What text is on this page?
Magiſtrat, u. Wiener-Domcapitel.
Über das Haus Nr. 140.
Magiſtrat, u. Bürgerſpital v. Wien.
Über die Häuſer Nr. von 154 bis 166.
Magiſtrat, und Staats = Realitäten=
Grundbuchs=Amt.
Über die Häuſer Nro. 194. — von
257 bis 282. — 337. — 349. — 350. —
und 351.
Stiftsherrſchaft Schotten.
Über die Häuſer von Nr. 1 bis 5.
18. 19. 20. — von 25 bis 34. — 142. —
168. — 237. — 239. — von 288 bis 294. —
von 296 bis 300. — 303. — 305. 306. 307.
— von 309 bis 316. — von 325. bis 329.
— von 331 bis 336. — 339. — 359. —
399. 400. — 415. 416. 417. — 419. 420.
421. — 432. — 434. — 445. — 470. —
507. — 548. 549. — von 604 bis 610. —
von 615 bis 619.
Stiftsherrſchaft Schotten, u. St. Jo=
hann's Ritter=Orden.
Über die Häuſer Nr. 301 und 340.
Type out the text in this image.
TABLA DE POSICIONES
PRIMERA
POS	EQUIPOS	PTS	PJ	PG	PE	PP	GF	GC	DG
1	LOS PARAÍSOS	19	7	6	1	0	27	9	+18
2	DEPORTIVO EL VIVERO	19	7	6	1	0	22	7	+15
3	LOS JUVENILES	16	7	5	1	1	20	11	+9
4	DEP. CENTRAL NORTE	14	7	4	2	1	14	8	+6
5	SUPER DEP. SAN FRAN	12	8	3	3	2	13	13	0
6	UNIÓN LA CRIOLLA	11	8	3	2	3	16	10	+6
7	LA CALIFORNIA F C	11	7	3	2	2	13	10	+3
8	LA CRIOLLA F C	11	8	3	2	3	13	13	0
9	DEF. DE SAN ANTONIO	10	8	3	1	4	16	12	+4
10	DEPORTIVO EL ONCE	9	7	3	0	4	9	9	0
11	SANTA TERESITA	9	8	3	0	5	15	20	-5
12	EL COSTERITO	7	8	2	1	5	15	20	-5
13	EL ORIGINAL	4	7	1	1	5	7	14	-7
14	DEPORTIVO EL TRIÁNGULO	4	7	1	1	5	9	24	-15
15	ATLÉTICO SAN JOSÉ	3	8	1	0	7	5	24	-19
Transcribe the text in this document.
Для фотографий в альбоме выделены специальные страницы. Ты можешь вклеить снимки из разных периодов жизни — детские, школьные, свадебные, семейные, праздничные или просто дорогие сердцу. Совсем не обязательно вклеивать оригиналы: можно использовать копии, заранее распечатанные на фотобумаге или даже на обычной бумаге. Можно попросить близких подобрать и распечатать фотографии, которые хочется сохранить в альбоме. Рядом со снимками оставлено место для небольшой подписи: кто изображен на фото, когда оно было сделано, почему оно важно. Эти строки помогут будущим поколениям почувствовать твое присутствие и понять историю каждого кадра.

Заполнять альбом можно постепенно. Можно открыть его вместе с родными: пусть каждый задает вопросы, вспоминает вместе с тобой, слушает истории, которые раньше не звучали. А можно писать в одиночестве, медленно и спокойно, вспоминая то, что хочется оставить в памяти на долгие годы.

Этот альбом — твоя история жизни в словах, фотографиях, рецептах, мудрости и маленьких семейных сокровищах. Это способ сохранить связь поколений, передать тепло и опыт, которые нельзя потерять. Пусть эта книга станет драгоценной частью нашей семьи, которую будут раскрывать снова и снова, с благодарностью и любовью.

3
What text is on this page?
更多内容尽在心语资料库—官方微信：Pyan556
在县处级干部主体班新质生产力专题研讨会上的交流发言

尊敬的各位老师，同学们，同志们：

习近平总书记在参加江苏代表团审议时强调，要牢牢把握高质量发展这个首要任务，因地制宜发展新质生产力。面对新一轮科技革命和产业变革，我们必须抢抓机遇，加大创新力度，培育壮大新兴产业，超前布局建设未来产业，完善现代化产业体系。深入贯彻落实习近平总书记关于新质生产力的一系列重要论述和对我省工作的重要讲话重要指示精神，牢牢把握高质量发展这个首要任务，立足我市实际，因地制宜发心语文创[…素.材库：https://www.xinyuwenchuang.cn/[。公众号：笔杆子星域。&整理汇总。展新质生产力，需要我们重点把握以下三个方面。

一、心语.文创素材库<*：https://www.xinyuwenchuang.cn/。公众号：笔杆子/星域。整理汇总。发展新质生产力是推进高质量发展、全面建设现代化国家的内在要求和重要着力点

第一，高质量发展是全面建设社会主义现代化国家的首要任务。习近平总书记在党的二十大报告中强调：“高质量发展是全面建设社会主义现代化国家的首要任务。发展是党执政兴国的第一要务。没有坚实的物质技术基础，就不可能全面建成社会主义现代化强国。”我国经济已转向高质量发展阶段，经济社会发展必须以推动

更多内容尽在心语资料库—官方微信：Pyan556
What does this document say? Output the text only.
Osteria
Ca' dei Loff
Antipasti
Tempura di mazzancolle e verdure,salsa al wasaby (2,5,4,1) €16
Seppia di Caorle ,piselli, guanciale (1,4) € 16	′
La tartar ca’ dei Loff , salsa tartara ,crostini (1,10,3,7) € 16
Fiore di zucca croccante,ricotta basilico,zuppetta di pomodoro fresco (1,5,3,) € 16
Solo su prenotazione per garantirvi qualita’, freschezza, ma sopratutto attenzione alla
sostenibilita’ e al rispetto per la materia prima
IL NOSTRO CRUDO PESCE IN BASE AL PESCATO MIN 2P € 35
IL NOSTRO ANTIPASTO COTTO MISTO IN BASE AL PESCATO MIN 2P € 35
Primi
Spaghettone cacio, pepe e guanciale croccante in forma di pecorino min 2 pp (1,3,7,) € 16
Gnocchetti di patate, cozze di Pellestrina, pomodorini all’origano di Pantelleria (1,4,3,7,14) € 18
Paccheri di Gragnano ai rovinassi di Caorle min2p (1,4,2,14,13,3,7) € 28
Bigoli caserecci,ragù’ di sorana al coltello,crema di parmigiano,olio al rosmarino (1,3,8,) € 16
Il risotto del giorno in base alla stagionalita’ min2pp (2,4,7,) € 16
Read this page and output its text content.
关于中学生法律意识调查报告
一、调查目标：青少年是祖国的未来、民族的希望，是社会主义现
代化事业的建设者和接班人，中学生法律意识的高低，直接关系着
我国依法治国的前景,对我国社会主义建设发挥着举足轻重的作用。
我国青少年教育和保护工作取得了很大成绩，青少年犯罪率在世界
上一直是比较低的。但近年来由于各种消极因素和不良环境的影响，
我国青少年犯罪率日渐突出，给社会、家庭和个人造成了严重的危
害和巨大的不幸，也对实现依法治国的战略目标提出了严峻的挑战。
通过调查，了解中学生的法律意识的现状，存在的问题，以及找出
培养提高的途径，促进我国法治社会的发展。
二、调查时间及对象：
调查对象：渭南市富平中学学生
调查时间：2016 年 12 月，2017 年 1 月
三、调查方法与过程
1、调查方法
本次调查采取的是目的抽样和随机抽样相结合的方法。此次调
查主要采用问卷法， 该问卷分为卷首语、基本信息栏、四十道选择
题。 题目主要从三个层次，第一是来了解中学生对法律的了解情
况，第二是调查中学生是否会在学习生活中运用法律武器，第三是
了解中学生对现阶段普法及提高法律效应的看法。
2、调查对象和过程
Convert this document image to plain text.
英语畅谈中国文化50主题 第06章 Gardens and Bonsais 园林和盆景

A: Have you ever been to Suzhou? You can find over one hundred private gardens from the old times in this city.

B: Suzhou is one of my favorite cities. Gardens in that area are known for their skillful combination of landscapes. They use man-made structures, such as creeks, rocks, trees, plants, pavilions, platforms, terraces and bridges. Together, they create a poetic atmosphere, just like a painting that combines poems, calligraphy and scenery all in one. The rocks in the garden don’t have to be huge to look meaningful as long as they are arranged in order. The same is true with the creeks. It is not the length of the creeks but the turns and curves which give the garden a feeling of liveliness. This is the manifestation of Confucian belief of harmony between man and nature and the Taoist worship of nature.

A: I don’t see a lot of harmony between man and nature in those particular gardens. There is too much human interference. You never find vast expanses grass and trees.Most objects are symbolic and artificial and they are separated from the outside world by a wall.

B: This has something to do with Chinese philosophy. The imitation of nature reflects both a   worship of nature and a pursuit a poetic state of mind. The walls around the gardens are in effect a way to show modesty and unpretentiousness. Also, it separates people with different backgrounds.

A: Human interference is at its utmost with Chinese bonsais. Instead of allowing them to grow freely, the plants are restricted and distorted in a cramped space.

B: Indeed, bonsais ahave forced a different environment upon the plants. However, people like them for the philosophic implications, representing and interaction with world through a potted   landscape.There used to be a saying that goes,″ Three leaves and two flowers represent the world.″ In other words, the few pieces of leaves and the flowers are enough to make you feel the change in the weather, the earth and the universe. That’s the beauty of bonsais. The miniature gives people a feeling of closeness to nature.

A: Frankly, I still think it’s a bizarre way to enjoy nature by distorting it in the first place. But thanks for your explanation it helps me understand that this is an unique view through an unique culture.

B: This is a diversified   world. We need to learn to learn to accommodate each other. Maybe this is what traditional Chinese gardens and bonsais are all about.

§ **What you are asked to do**
Find the lines above that contain the word "text" and collect them.

§ **Result for this task**
What text is on this page?
Type out the text in this image.
Transcribe the text in this document.
What text is on this page?
What does this document say? Output the text only.
Read this page and output its text content.
Convert this document image to plain text.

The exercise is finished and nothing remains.